◆ WHAT YOU ARE ASKED TO DO ◆
Please output the records below in full, exactly as given, but without the images.

# Start of ENTRIES SHOWN

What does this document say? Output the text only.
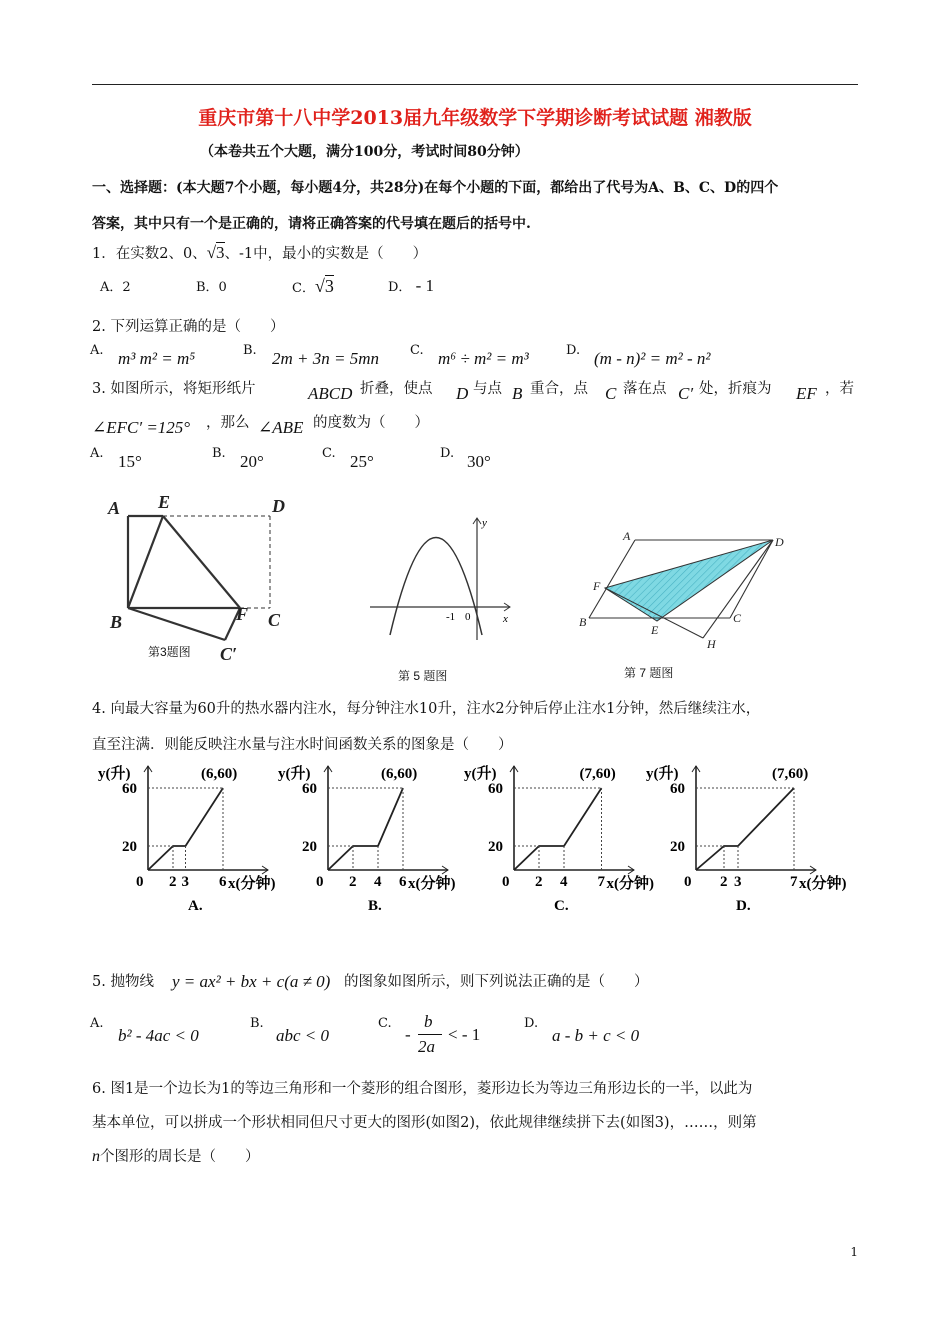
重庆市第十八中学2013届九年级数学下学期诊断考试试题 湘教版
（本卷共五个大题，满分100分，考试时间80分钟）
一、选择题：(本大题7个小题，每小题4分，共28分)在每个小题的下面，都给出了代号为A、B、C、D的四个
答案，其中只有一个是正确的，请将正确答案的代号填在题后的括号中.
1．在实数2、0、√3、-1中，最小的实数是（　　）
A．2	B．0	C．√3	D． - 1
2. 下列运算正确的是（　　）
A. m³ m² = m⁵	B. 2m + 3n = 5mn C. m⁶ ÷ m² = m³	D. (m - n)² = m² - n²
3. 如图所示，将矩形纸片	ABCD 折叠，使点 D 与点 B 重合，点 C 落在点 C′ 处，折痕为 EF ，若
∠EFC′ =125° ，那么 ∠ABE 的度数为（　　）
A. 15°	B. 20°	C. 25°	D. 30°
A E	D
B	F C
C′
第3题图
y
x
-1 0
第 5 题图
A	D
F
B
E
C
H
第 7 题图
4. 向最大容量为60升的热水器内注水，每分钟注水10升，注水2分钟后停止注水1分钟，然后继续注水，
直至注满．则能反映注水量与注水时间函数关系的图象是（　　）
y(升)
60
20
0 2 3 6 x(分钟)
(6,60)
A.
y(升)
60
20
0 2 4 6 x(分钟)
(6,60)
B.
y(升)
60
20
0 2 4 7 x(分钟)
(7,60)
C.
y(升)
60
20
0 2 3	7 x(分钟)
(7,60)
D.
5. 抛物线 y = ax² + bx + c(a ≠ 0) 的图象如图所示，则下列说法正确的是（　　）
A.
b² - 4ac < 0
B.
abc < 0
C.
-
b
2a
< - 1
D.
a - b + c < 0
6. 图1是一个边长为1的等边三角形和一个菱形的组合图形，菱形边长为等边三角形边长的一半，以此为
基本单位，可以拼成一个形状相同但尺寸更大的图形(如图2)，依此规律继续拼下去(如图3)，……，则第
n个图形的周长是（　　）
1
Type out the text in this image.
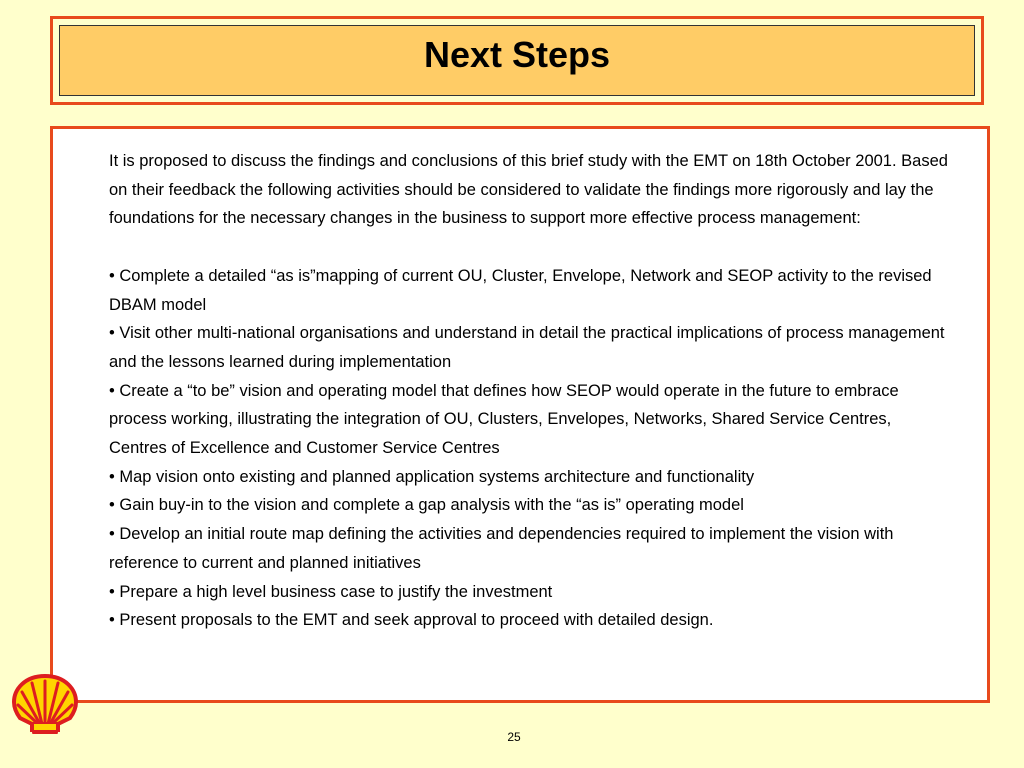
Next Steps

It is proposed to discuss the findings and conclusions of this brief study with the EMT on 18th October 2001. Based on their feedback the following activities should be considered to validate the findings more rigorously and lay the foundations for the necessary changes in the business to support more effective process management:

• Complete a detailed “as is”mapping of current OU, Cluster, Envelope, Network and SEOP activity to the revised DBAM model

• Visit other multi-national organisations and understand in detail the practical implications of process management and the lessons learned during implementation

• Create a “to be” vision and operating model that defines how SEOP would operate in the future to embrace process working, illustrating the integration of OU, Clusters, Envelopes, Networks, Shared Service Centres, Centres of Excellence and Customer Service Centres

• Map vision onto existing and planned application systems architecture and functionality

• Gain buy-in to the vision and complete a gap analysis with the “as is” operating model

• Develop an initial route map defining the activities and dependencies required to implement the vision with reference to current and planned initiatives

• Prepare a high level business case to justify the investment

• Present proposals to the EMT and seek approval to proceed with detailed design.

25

# End of ENTRIES SHOWN

◆ SOLUTION FOR THIS TASK ◆
What does this document say? Output the text only.
重庆市第十八中学2013届九年级数学下学期诊断考试试题 湘教版
（本卷共五个大题，满分100分，考试时间80分钟）
一、选择题：(本大题7个小题，每小题4分，共28分)在每个小题的下面，都给出了代号为A、B、C、D的四个
答案，其中只有一个是正确的，请将正确答案的代号填在题后的括号中.
1．在实数2、0、√3、-1中，最小的实数是（　　）
A．2	B．0	C．√3	D． - 1
2. 下列运算正确的是（　　）
A. m³ m² = m⁵	B. 2m + 3n = 5mn C. m⁶ ÷ m² = m³	D. (m - n)² = m² - n²
3. 如图所示，将矩形纸片	ABCD 折叠，使点 D 与点 B 重合，点 C 落在点 C′ 处，折痕为 EF ，若
∠EFC′ =125° ，那么 ∠ABE 的度数为（　　）
A. 15°	B. 20°	C. 25°	D. 30°
A E	D
B	F C
C′
第3题图
y
x
-1 0
第 5 题图
A	D
F
B
E
C
H
第 7 题图
4. 向最大容量为60升的热水器内注水，每分钟注水10升，注水2分钟后停止注水1分钟，然后继续注水，
直至注满．则能反映注水量与注水时间函数关系的图象是（　　）
y(升)
60
20
0 2 3 6 x(分钟)
(6,60)
A.
y(升)
60
20
0 2 4 6 x(分钟)
(6,60)
B.
y(升)
60
20
0 2 4 7 x(分钟)
(7,60)
C.
y(升)
60
20
0 2 3	7 x(分钟)
(7,60)
D.
5. 抛物线 y = ax² + bx + c(a ≠ 0) 的图象如图所示，则下列说法正确的是（　　）
A.
b² - 4ac < 0
B.
abc < 0
C.
-
b
2a
< - 1
D.
a - b + c < 0
6. 图1是一个边长为1的等边三角形和一个菱形的组合图形，菱形边长为等边三角形边长的一半，以此为
基本单位，可以拼成一个形状相同但尺寸更大的图形(如图2)，依此规律继续拼下去(如图3)，……，则第
n个图形的周长是（　　）
1
Type out the text in this image.
Next Steps

It is proposed to discuss the findings and conclusions of this brief study with the EMT on 18th October 2001. Based on their feedback the following activities should be considered to validate the findings more rigorously and lay the foundations for the necessary changes in the business to support more effective process management:

• Complete a detailed “as is”mapping of current OU, Cluster, Envelope, Network and SEOP activity to the revised DBAM model

• Visit other multi-national organisations and understand in detail the practical implications of process management and the lessons learned during implementation

• Create a “to be” vision and operating model that defines how SEOP would operate in the future to embrace process working, illustrating the integration of OU, Clusters, Envelopes, Networks, Shared Service Centres, Centres of Excellence and Customer Service Centres

• Map vision onto existing and planned application systems architecture and functionality

• Gain buy-in to the vision and complete a gap analysis with the “as is” operating model

• Develop an initial route map defining the activities and dependencies required to implement the vision with reference to current and planned initiatives

• Prepare a high level business case to justify the investment

• Present proposals to the EMT and seek approval to proceed with detailed design.

25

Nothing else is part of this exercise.